# What is being asked
Below is a listing to transcribe in full and exactly; keep the pictures out.

==== Data in this exercise ====

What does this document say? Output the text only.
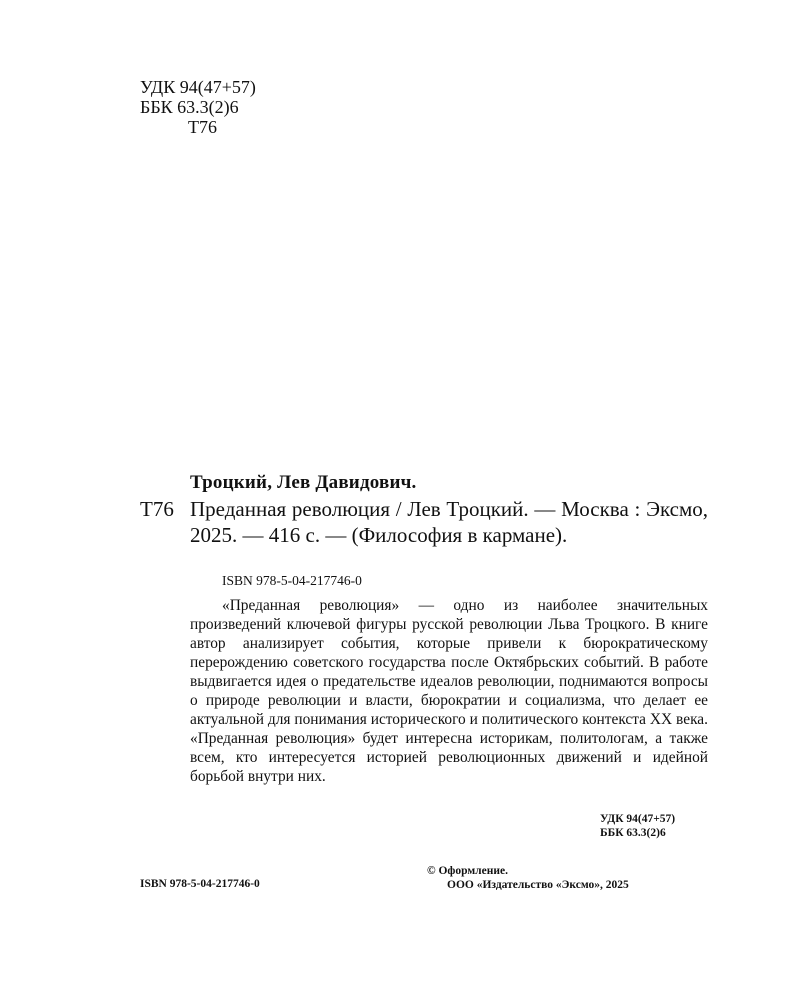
УДК 94(47+57)
ББК 63.3(2)6
Т76
Троцкий, Лев Давидович.
Т76 Преданная революция / Лев Троцкий. — Москва : Эксмо, 2025. — 416 с. — (Философия в кармане).
ISBN 978-5-04-217746-0
«Преданная революция» — одно из наиболее значительных произведений ключевой фигуры русской революции Льва Троцкого. В книге автор анализирует события, которые привели к бюрократическому перерождению советского государства после Октябрьских событий. В работе выдвигается идея о предательстве идеалов революции, поднимаются вопросы о природе революции и власти, бюрократии и социализма, что делает ее актуальной для понимания исторического и политического контекста XX века. «Преданная революция» будет интересна историкам, политологам, а также всем, кто интересуется историей революционных движений и идейной борьбой внутри них.
УДК 94(47+57)
ББК 63.3(2)6
ISBN 978-5-04-217746-0
© Оформление.
ООО «Издательство «Эксмо», 2025
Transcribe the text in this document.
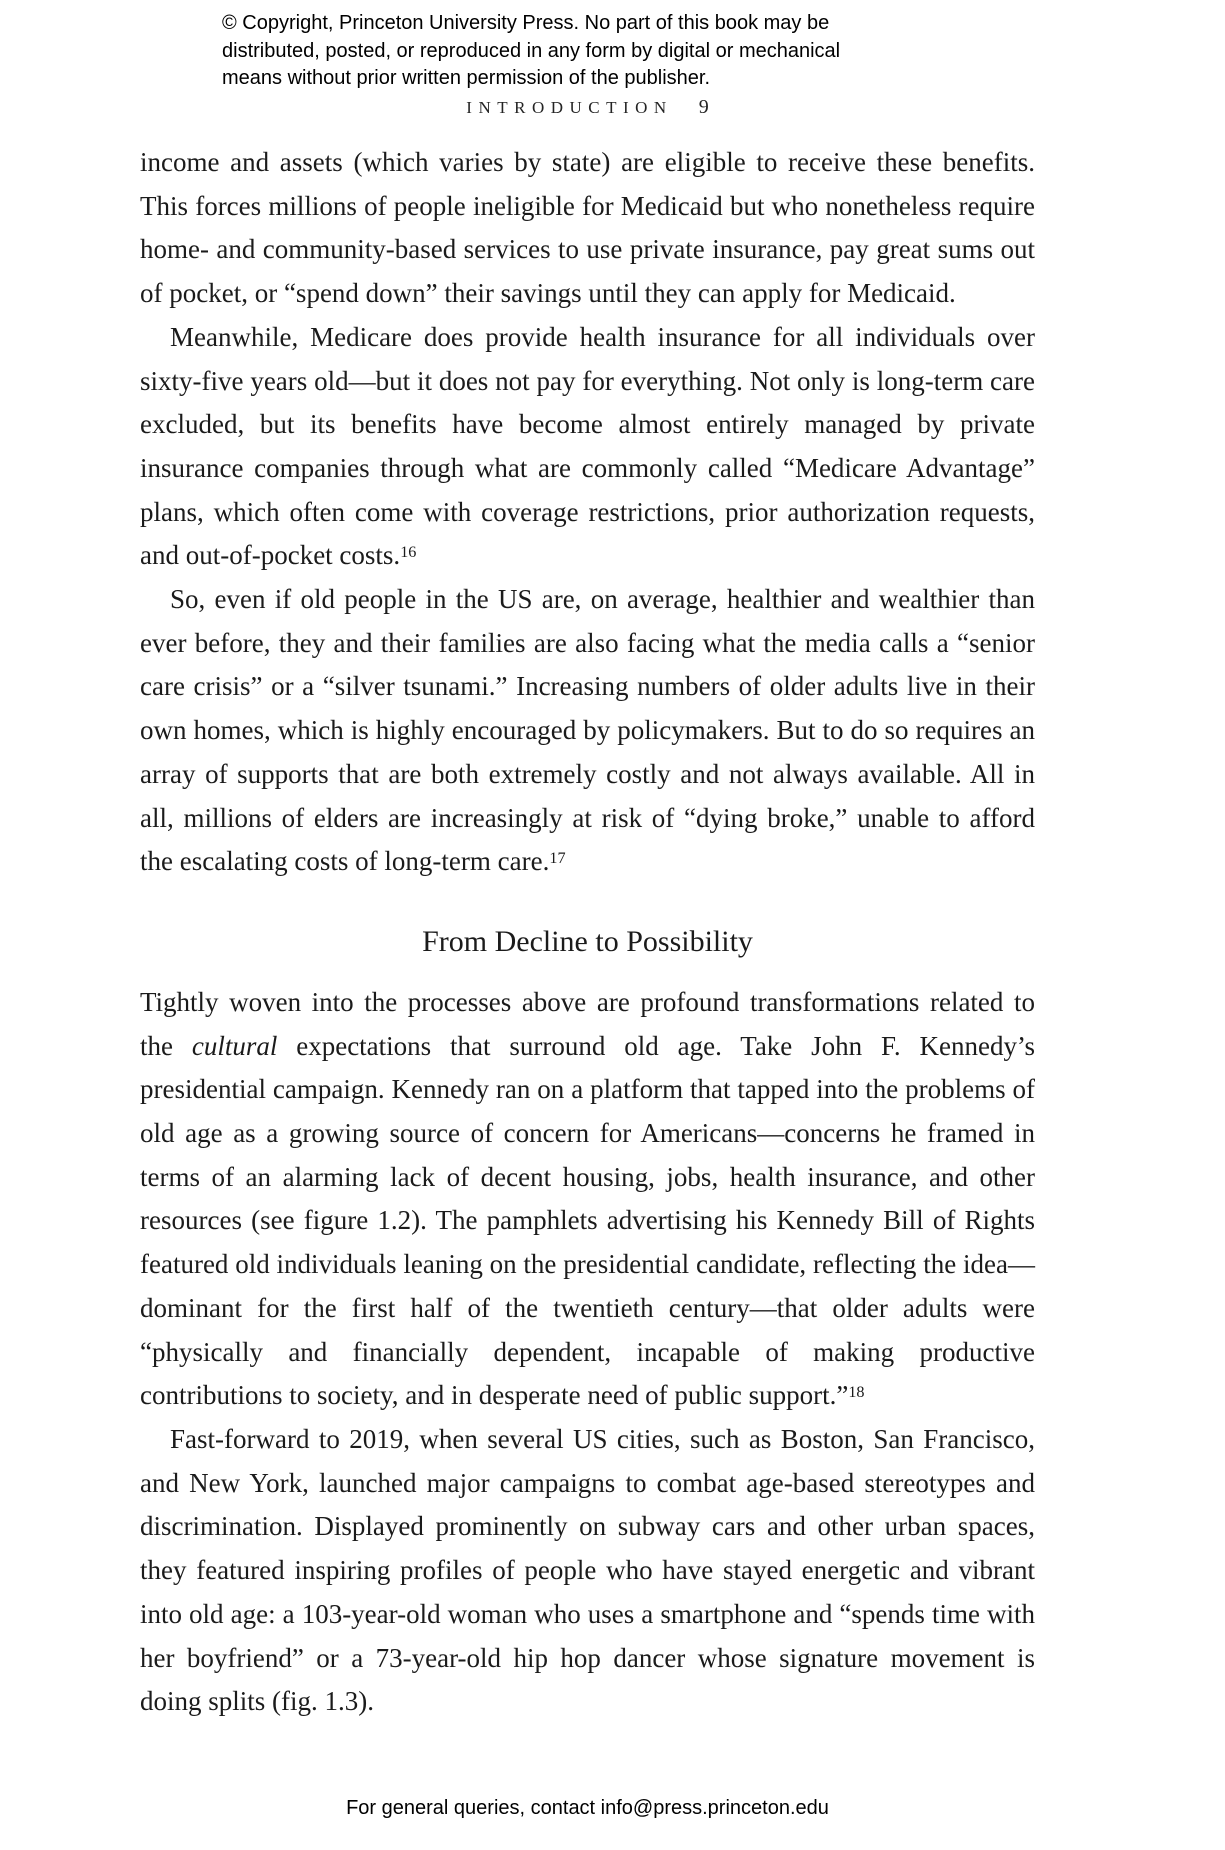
© Copyright, Princeton University Press. No part of this book may be
distributed, posted, or reproduced in any form by digital or mechanical
means without prior written permission of the publisher.
INTRODUCTION 9

income and assets (which varies by state) are eligible to receive these benefits. This forces millions of people ineligible for Medicaid but who nonetheless require home- and community-based services to use private insurance, pay great sums out of pocket, or “spend down” their savings until they can apply for Medicaid.

Meanwhile, Medicare does provide health insurance for all individuals over sixty-five years old—but it does not pay for everything. Not only is long-term care excluded, but its benefits have become almost entirely managed by private insurance companies through what are commonly called “Medicare Advantage” plans, which often come with coverage restrictions, prior authorization requests, and out-of-pocket costs.$^{16}$

So, even if old people in the US are, on average, healthier and wealthier than ever before, they and their families are also facing what the media calls a “senior care crisis” or a “silver tsunami.” Increasing numbers of older adults live in their own homes, which is highly encouraged by policymakers. But to do so requires an array of supports that are both extremely costly and not always available. All in all, millions of elders are increasingly at risk of “dying broke,” unable to afford the escalating costs of long-term care.$^{17}$

From Decline to Possibility

Tightly woven into the processes above are profound transformations related to the cultural expectations that surround old age. Take John F. Kennedy’s presidential campaign. Kennedy ran on a platform that tapped into the problems of old age as a growing source of concern for Americans—concerns he framed in terms of an alarming lack of decent housing, jobs, health insurance, and other resources (see figure 1.2). The pamphlets advertising his Kennedy Bill of Rights featured old individuals leaning on the presidential candidate, reflecting the idea—dominant for the first half of the twentieth century—that older adults were “physically and financially dependent, incapable of making productive contributions to society, and in desperate need of public support.”$^{18}$

Fast-forward to 2019, when several US cities, such as Boston, San Francisco, and New York, launched major campaigns to combat age-based stereotypes and discrimination. Displayed prominently on subway cars and other urban spaces, they featured inspiring profiles of people who have stayed energetic and vibrant into old age: a 103-year-old woman who uses a smartphone and “spends time with her boyfriend” or a 73-year-old hip hop dancer whose signature movement is doing splits (fig. 1.3).

For general queries, contact info@press.princeton.edu
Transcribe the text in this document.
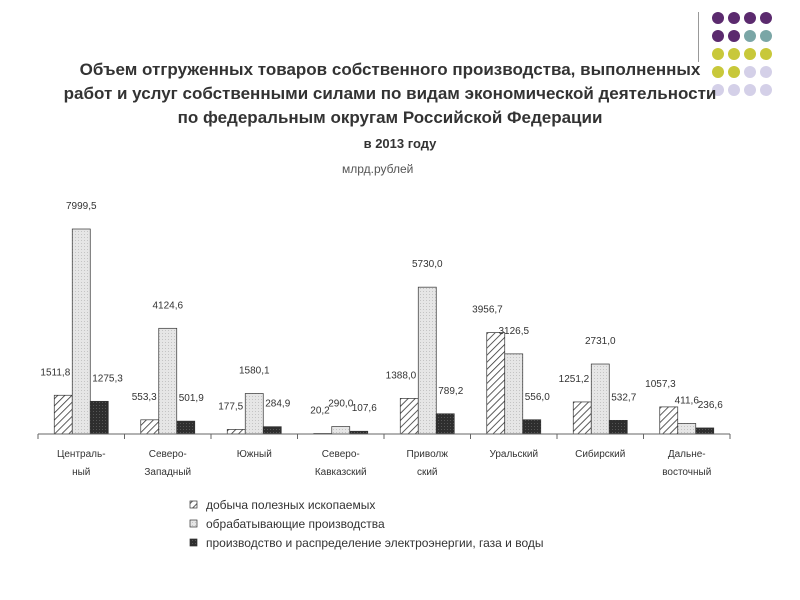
Объем отгруженных товаров собственного производства, выполненных
работ и услуг собственными силами по видам экономической деятельности
по федеральным округам Российской Федерации
в 2013 году
млрд.рублей
1511,8
7999,5
1275,3
553,3
4124,6
501,9
177,5
1580,1
284,9
20,2
290,0
107,6
1388,0
5730,0
789,2
3956,7
3126,5
556,0
1251,2
2731,0
532,7
1057,3
411,6
236,6
Централь-
ный
Северо-
Западный
Южный	Северо-
Кавказский
Приволж
ский
Уральский	Сибирский	Дальне-
восточный
добыча полезных ископаемых
обрабатывающие производства
производство и распределение электроэнергии, газа и воды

====

# Task output
What does this document say? Output the text only.
УДК 94(47+57)
ББК 63.3(2)6
Т76
Троцкий, Лев Давидович.
Т76 Преданная революция / Лев Троцкий. — Москва : Эксмо, 2025. — 416 с. — (Философия в кармане).
ISBN 978-5-04-217746-0
«Преданная революция» — одно из наиболее значительных произведений ключевой фигуры русской революции Льва Троцкого. В книге автор анализирует события, которые привели к бюрократическому перерождению советского государства после Октябрьских событий. В работе выдвигается идея о предательстве идеалов революции, поднимаются вопросы о природе революции и власти, бюрократии и социализма, что делает ее актуальной для понимания исторического и политического контекста XX века. «Преданная революция» будет интересна историкам, политологам, а также всем, кто интересуется историей революционных движений и идейной борьбой внутри них.
УДК 94(47+57)
ББК 63.3(2)6
ISBN 978-5-04-217746-0
© Оформление.
ООО «Издательство «Эксмо», 2025
Transcribe the text in this document.
© Copyright, Princeton University Press. No part of this book may be
distributed, posted, or reproduced in any form by digital or mechanical
means without prior written permission of the publisher.
INTRODUCTION 9

income and assets (which varies by state) are eligible to receive these benefits. This forces millions of people ineligible for Medicaid but who nonetheless require home- and community-based services to use private insurance, pay great sums out of pocket, or “spend down” their savings until they can apply for Medicaid.

Meanwhile, Medicare does provide health insurance for all individuals over sixty-five years old—but it does not pay for everything. Not only is long-term care excluded, but its benefits have become almost entirely managed by private insurance companies through what are commonly called “Medicare Advantage” plans, which often come with coverage restrictions, prior authorization requests, and out-of-pocket costs.$^{16}$

So, even if old people in the US are, on average, healthier and wealthier than ever before, they and their families are also facing what the media calls a “senior care crisis” or a “silver tsunami.” Increasing numbers of older adults live in their own homes, which is highly encouraged by policymakers. But to do so requires an array of supports that are both extremely costly and not always available. All in all, millions of elders are increasingly at risk of “dying broke,” unable to afford the escalating costs of long-term care.$^{17}$

From Decline to Possibility

Tightly woven into the processes above are profound transformations related to the cultural expectations that surround old age. Take John F. Kennedy’s presidential campaign. Kennedy ran on a platform that tapped into the problems of old age as a growing source of concern for Americans—concerns he framed in terms of an alarming lack of decent housing, jobs, health insurance, and other resources (see figure 1.2). The pamphlets advertising his Kennedy Bill of Rights featured old individuals leaning on the presidential candidate, reflecting the idea—dominant for the first half of the twentieth century—that older adults were “physically and financially dependent, incapable of making productive contributions to society, and in desperate need of public support.”$^{18}$

Fast-forward to 2019, when several US cities, such as Boston, San Francisco, and New York, launched major campaigns to combat age-based stereotypes and discrimination. Displayed prominently on subway cars and other urban spaces, they featured inspiring profiles of people who have stayed energetic and vibrant into old age: a 103-year-old woman who uses a smartphone and “spends time with her boyfriend” or a 73-year-old hip hop dancer whose signature movement is doing splits (fig. 1.3).

For general queries, contact info@press.princeton.edu
Transcribe the text in this document.
Объем отгруженных товаров собственного производства, выполненных
работ и услуг собственными силами по видам экономической деятельности
по федеральным округам Российской Федерации
в 2013 году
млрд.рублей
1511,8
7999,5
1275,3
553,3
4124,6
501,9
177,5
1580,1
284,9
20,2
290,0
107,6
1388,0
5730,0
789,2
3956,7
3126,5
556,0
1251,2
2731,0
532,7
1057,3
411,6
236,6
Централь-
ный
Северо-
Западный
Южный	Северо-
Кавказский
Приволж
ский
Уральский	Сибирский	Дальне-
восточный
добыча полезных ископаемых
обрабатывающие производства
производство и распределение электроэнергии, газа и воды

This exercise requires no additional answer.